Sunday, April 5, 2009

How to Cook Real Food Fast

Ok, so you’ve committed to changing your lifestyle and diet.  You’re going to start exercising and eating healthily, largely by reducing the amount of meat you consume and adding additional vegetables to your diet.  You’ve found a few vegetarian recipes on this blog or elsewhere that you want to try.  But for many of you, that’s where it will end.  Because even though you want to make these recipes, you won’t!  The reason?  You don’t cook.  You eat out a few times a week, your roommate or spouse makes the standard fare once or twice, and for the rest of the week you manage to get by on whatever looks safe for consumption in the fridge.  You know it’s not healthy, so you tell yourself (again) that maybe this weekend you’ll plan some meals and get on top of things.  And of course the same scene plays out week after week, month after month.

I know because I’ve been there, and I know that I only started eating right when I started cooking.  I was conscious about my diet long before I learned to cook, but until I started cooking I just didn’t eat many vegetables.  It was so easy to put a piece of chicken on the George Foreman grill, heat up a can of sliced potatoes, and call that a healthy meal.  After all, it didn’t have anything “bad” in it, and it was better than the Ramen noodles that other college kids were eating.

But this isn’t a healthy meal, and making it isn’t cooking.  You’ve got to get fresh vegetables, as much as the producers of the processed, packaged foods that line supermarket shelves would love to convince you otherwise.  And the only way you’ll get them is by making real food.  You think you’ll start adding some broccoli or asparagus to the chicken and canned potatoes, but it won’t last.  I’ve done it.  You get lazy, and vegetables are the first thing to go.

> Material provided

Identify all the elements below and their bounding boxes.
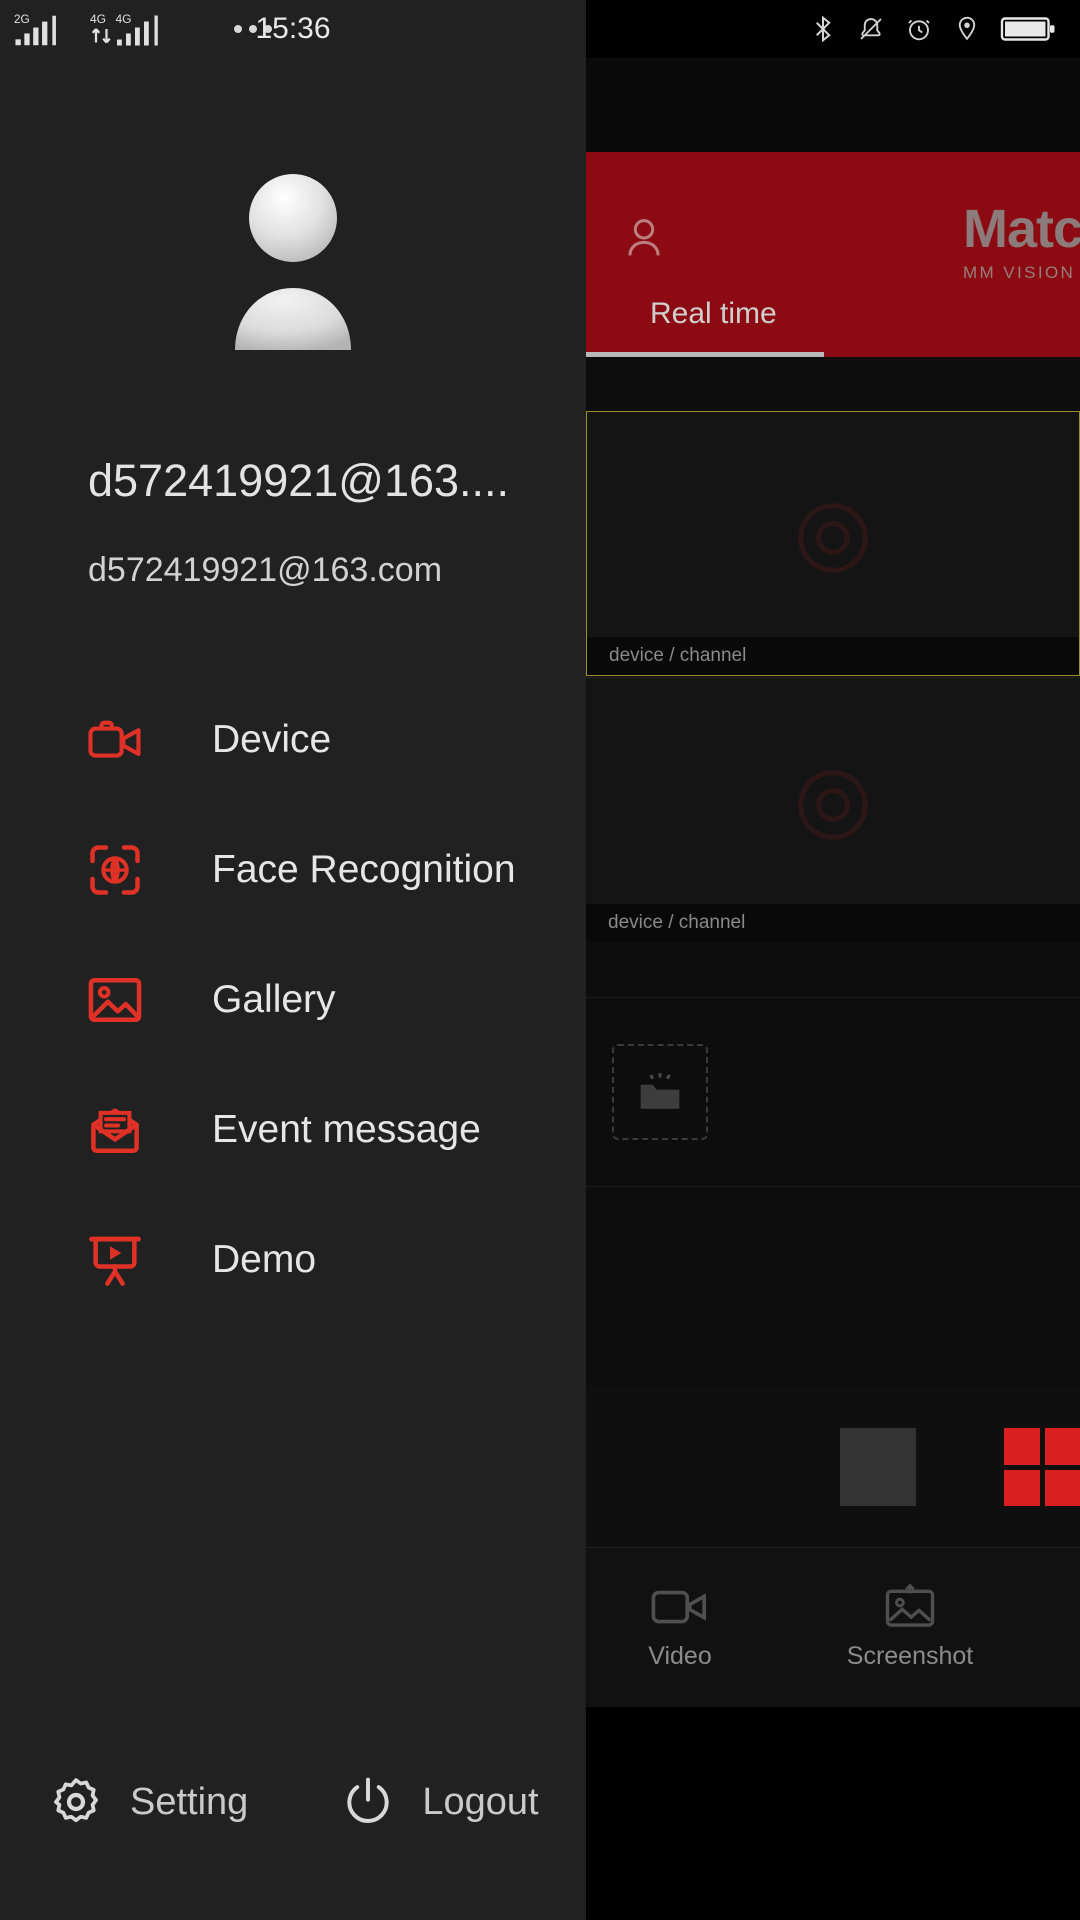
app-tabbar: Real time bbox=[586, 285, 1080, 357]
layout-selector bbox=[586, 1387, 1080, 1547]
menu-item-event-message[interactable]: Event message bbox=[0, 1065, 586, 1195]
layout-single-icon[interactable] bbox=[840, 1428, 916, 1506]
logout-label: Logout bbox=[422, 1780, 539, 1823]
menu-item-label: Event message bbox=[212, 1108, 481, 1151]
empty-video-slot[interactable] bbox=[586, 997, 1080, 1187]
setting-button[interactable]: Setting bbox=[0, 1774, 248, 1830]
tool-video[interactable]: Video bbox=[610, 1584, 750, 1671]
location-pin-icon bbox=[958, 16, 976, 41]
app-screen: Matc MM VISION Real time device / channe… bbox=[0, 0, 1080, 1920]
navigation-drawer: 2G 4G 4G 15:36 d572419921@163.... d57241… bbox=[0, 0, 586, 1920]
setting-label: Setting bbox=[130, 1780, 249, 1823]
layout-quad-icon[interactable] bbox=[1004, 1428, 1080, 1506]
tab-real-time[interactable]: Real time bbox=[650, 297, 777, 331]
avatar-container[interactable] bbox=[0, 170, 586, 350]
drawer-footer: Setting Logout bbox=[0, 1742, 586, 1862]
bottom-toolbar: Video Screenshot bbox=[586, 1547, 1080, 1707]
video-cell-caption: device / channel bbox=[587, 637, 1079, 675]
video-record-icon bbox=[651, 1590, 706, 1624]
video-cell-caption: device / channel bbox=[586, 904, 1080, 942]
drawer-menu: Device Face Recognition Gallery Event me… bbox=[0, 675, 586, 1325]
video-cell[interactable]: device / channel bbox=[586, 411, 1080, 676]
status-bar-left: 2G 4G 4G 15:36 bbox=[0, 0, 586, 58]
envelope-icon bbox=[88, 1103, 142, 1157]
menu-item-device[interactable]: Device bbox=[0, 675, 586, 805]
menu-item-label: Gallery bbox=[212, 978, 336, 1021]
menu-item-face-recognition[interactable]: Face Recognition bbox=[0, 805, 586, 935]
presentation-play-icon bbox=[88, 1233, 142, 1287]
image-icon bbox=[88, 973, 142, 1027]
camera-ghost-icon bbox=[798, 769, 868, 840]
alarm-clock-icon bbox=[908, 19, 930, 41]
logout-button[interactable]: Logout bbox=[248, 1774, 539, 1830]
menu-item-label: Face Recognition bbox=[212, 848, 516, 891]
tool-screenshot[interactable]: Screenshot bbox=[840, 1584, 980, 1671]
tool-screenshot-label: Screenshot bbox=[846, 1642, 974, 1670]
face-scan-icon bbox=[88, 843, 142, 897]
status-clock: 15:36 bbox=[255, 12, 331, 45]
video-grid: device / channel device / channel bbox=[586, 357, 1080, 1387]
folder-open-icon bbox=[640, 1073, 680, 1109]
menu-item-label: Demo bbox=[212, 1238, 317, 1281]
user-email: d572419921@163.com bbox=[88, 551, 443, 589]
video-cell[interactable]: device / channel bbox=[586, 677, 1080, 942]
gear-icon bbox=[54, 1778, 98, 1823]
app-header: Matc MM VISION Real time bbox=[586, 152, 1080, 357]
add-device-dropzone[interactable] bbox=[612, 1044, 708, 1140]
status-bar-right bbox=[586, 0, 1080, 58]
power-icon bbox=[347, 1777, 389, 1823]
menu-item-gallery[interactable]: Gallery bbox=[0, 935, 586, 1065]
brand-logo: Matc MM VISION bbox=[963, 202, 1080, 283]
avatar bbox=[235, 174, 351, 350]
bluetooth-icon bbox=[816, 15, 831, 43]
bottom-black-area bbox=[586, 1707, 1080, 1920]
brand-name: Matc bbox=[962, 199, 1080, 259]
screenshot-icon bbox=[885, 1584, 935, 1627]
video-camera-icon bbox=[88, 713, 142, 767]
menu-item-demo[interactable]: Demo bbox=[0, 1195, 586, 1325]
battery-icon bbox=[1000, 17, 1055, 41]
bell-muted-icon bbox=[860, 18, 882, 40]
brand-subtitle: MM VISION bbox=[962, 263, 1076, 282]
person-outline-icon[interactable] bbox=[618, 212, 670, 264]
camera-ghost-icon bbox=[798, 503, 868, 573]
user-name: d572419921@163.... bbox=[88, 455, 510, 506]
menu-item-label: Device bbox=[212, 718, 332, 761]
tool-video-label: Video bbox=[648, 1642, 712, 1670]
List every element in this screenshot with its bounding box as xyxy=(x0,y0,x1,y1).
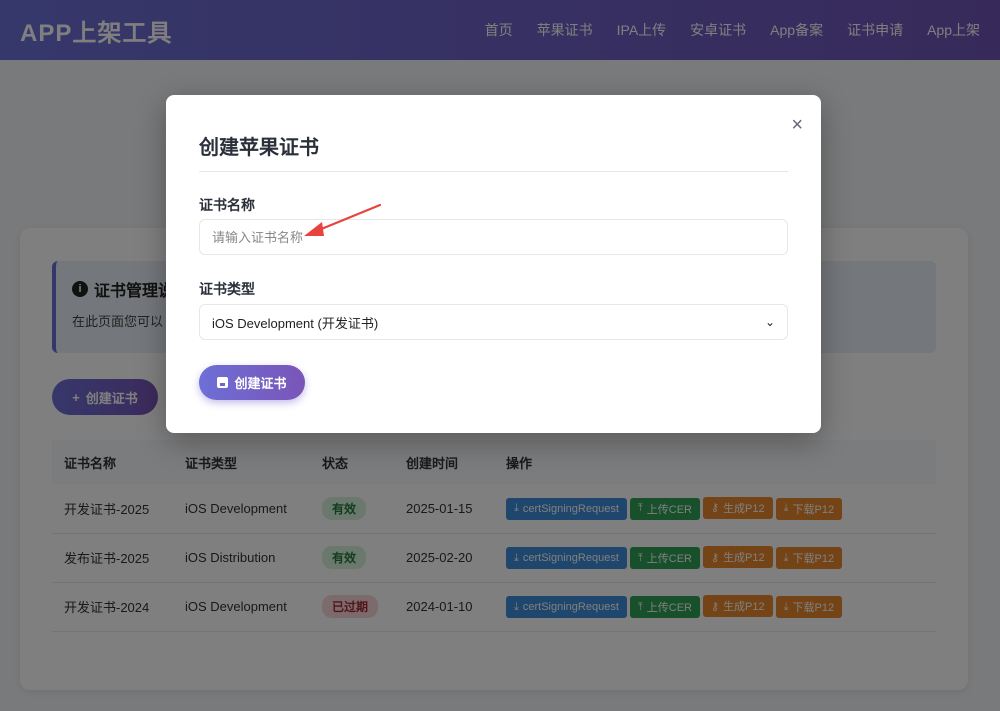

> Problem requirements
In the blog post on cooking real food fast, what did the writer put on the George Foreman grill?

> Result below
A piece of chicken.